* EXTRACTED DATA
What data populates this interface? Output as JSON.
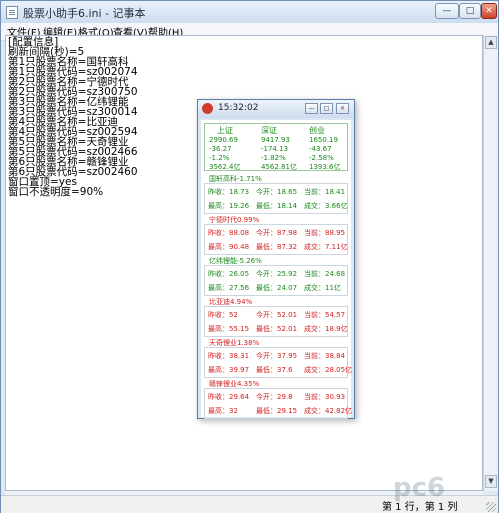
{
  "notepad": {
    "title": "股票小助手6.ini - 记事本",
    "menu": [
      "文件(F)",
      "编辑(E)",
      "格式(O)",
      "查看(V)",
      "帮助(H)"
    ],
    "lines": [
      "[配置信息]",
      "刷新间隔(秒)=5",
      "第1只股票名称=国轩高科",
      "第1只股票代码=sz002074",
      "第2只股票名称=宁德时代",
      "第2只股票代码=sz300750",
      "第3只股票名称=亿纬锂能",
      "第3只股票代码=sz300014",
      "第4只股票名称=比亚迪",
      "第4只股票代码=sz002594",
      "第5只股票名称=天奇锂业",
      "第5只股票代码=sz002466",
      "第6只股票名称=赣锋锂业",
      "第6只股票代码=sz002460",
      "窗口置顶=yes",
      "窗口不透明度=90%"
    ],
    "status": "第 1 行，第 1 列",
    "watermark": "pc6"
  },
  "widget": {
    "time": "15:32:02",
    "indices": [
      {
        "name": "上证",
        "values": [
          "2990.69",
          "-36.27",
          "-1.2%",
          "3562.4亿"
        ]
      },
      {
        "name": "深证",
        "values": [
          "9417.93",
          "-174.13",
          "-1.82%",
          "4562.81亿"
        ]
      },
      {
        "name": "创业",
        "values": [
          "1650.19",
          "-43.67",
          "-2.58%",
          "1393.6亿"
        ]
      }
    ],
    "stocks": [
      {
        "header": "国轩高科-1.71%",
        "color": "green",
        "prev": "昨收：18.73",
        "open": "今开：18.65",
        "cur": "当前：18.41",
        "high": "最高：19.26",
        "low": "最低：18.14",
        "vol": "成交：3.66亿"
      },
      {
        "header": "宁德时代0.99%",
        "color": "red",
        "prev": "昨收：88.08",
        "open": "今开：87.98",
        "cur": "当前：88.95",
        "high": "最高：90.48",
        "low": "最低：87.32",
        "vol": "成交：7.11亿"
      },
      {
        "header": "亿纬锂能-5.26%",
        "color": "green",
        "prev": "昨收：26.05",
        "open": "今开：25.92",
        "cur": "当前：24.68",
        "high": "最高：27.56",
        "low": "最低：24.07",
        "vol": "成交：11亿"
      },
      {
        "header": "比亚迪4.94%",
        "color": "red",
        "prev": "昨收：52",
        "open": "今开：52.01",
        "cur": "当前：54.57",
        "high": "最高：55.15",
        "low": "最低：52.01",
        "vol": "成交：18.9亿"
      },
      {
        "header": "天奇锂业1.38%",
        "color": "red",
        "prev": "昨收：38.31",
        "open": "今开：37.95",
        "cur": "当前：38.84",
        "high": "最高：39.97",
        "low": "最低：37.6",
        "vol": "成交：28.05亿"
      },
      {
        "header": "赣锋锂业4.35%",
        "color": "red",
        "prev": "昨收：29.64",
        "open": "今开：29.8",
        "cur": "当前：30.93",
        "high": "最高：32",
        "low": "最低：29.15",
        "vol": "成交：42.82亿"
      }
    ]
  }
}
* * *
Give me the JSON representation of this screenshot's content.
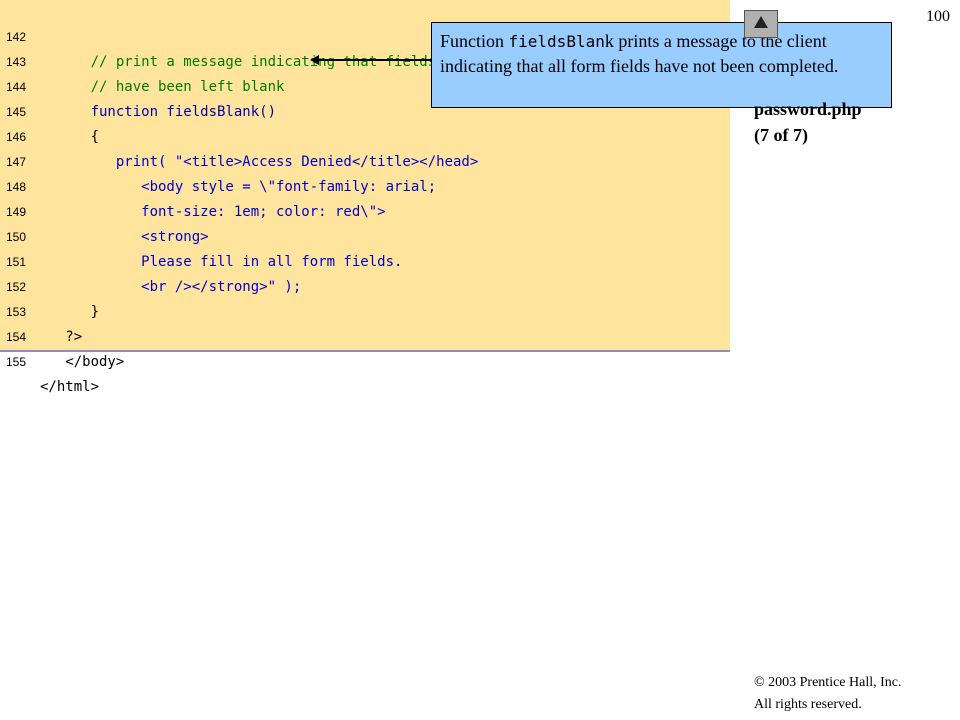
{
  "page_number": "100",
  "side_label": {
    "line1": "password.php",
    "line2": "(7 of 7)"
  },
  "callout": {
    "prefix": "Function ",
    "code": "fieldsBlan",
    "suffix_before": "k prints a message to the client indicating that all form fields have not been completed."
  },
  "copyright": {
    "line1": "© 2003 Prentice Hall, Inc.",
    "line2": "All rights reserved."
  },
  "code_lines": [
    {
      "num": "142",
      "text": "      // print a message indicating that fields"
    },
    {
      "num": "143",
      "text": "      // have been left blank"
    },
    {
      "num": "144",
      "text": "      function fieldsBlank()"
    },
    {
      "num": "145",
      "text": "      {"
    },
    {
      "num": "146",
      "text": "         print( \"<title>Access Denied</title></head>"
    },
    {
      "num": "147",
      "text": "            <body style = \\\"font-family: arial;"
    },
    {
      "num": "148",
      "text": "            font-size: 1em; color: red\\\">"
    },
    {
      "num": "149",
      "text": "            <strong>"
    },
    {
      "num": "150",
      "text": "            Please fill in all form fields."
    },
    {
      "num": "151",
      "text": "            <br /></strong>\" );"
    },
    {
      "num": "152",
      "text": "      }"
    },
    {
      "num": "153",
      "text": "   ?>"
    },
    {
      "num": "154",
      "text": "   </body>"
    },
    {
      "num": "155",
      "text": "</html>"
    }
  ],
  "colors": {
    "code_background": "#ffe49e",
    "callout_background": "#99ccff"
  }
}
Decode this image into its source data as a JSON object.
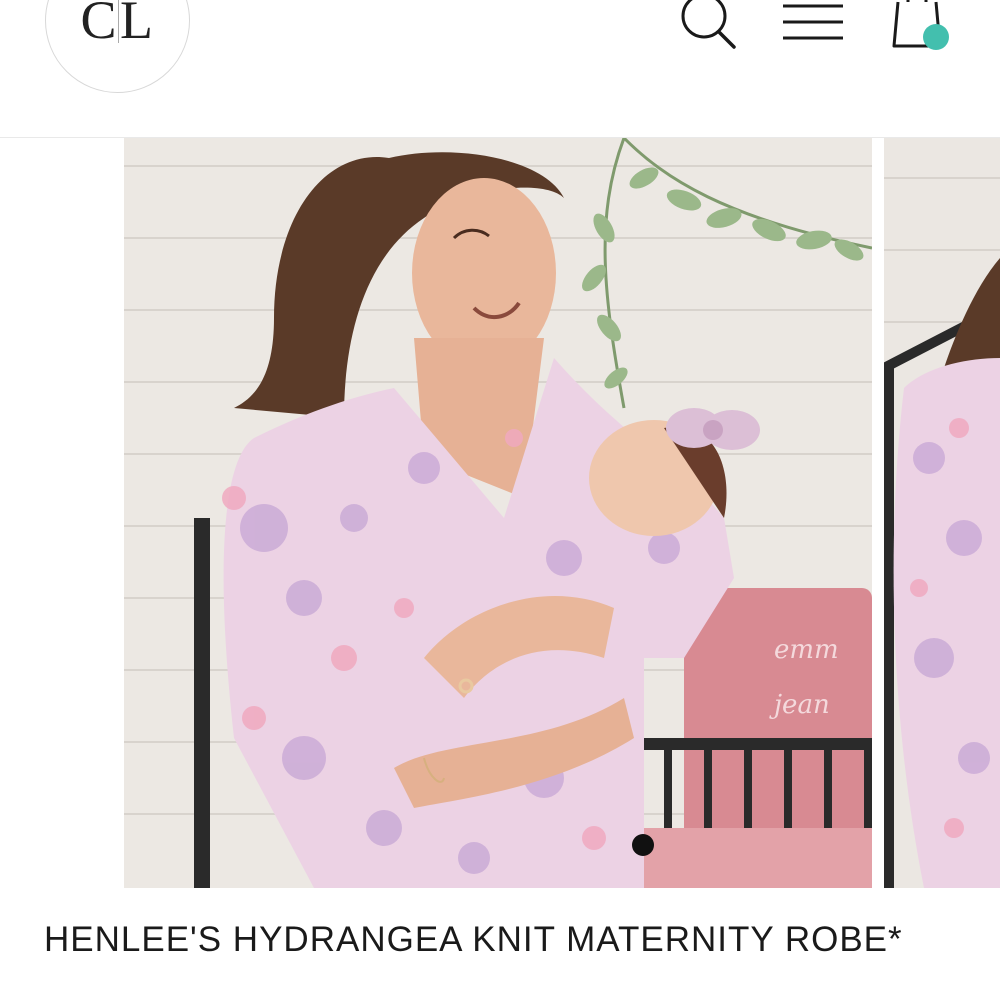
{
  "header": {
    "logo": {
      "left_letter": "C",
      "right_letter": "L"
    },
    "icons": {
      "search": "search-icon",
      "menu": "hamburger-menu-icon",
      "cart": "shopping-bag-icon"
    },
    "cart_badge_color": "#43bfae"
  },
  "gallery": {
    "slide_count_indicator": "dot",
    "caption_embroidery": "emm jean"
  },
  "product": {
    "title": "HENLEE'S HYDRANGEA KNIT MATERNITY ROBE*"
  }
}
* * *
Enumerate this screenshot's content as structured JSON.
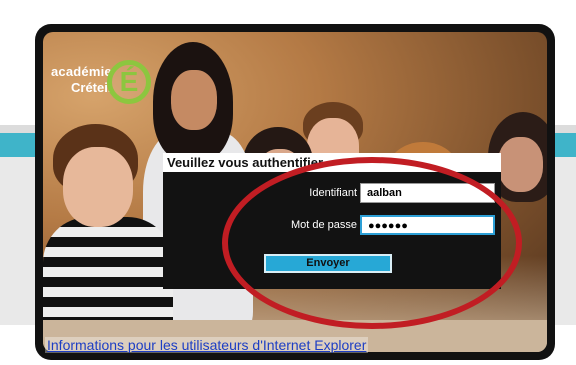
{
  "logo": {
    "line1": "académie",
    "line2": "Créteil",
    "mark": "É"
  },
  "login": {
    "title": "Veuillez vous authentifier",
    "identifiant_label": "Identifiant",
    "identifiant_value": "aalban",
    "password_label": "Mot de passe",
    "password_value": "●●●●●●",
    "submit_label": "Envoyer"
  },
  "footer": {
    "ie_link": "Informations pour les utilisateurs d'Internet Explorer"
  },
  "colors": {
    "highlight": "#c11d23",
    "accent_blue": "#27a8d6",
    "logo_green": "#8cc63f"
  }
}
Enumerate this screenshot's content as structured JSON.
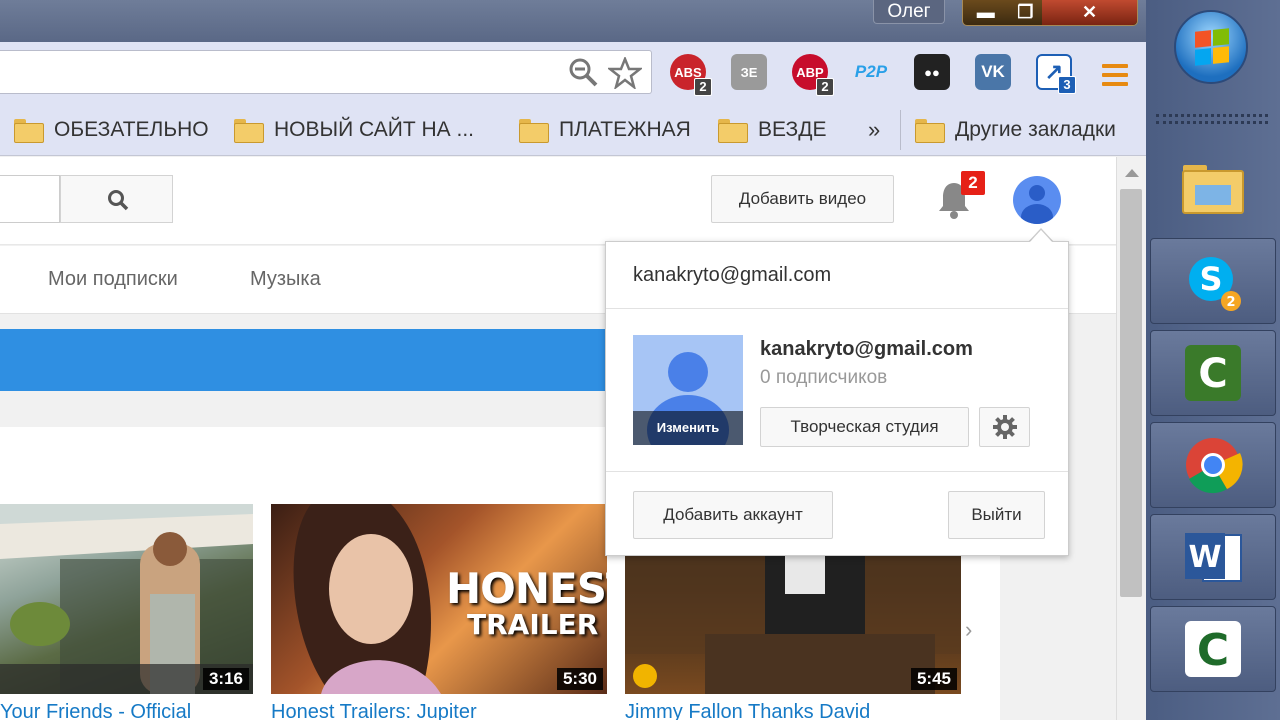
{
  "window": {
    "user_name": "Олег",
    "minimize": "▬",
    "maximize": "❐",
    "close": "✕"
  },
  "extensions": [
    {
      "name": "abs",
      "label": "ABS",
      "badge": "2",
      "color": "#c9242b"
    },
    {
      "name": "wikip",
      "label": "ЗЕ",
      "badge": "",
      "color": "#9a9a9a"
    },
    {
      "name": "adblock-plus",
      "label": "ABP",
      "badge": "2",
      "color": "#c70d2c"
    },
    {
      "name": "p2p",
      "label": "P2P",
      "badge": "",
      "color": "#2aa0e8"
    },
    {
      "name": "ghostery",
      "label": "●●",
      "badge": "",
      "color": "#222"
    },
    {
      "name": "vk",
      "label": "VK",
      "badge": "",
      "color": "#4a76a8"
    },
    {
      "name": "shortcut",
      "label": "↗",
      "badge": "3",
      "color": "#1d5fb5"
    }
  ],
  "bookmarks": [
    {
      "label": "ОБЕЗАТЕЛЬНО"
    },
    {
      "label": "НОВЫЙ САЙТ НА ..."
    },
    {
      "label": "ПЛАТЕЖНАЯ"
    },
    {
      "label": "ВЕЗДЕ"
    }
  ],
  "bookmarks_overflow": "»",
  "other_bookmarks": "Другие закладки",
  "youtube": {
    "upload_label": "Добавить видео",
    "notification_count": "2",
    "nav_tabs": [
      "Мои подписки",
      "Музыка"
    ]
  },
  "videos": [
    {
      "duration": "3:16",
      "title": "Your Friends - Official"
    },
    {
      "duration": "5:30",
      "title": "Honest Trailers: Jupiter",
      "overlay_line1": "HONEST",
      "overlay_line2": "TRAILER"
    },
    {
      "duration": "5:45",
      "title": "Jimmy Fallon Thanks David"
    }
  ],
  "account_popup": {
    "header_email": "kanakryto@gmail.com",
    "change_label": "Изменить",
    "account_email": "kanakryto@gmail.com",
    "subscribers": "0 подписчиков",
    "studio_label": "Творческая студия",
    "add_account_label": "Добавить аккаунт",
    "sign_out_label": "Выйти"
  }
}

* WHAT THE TASK ASKS
Using the listing above, pick out each line that contains the word "indicating", then copy it.

* ANSWER TO THIS TASK
    "suffix_before": "k prints a message to the client indicating that all form fields have not been completed."
      "text": "      // print a message indicating that fields"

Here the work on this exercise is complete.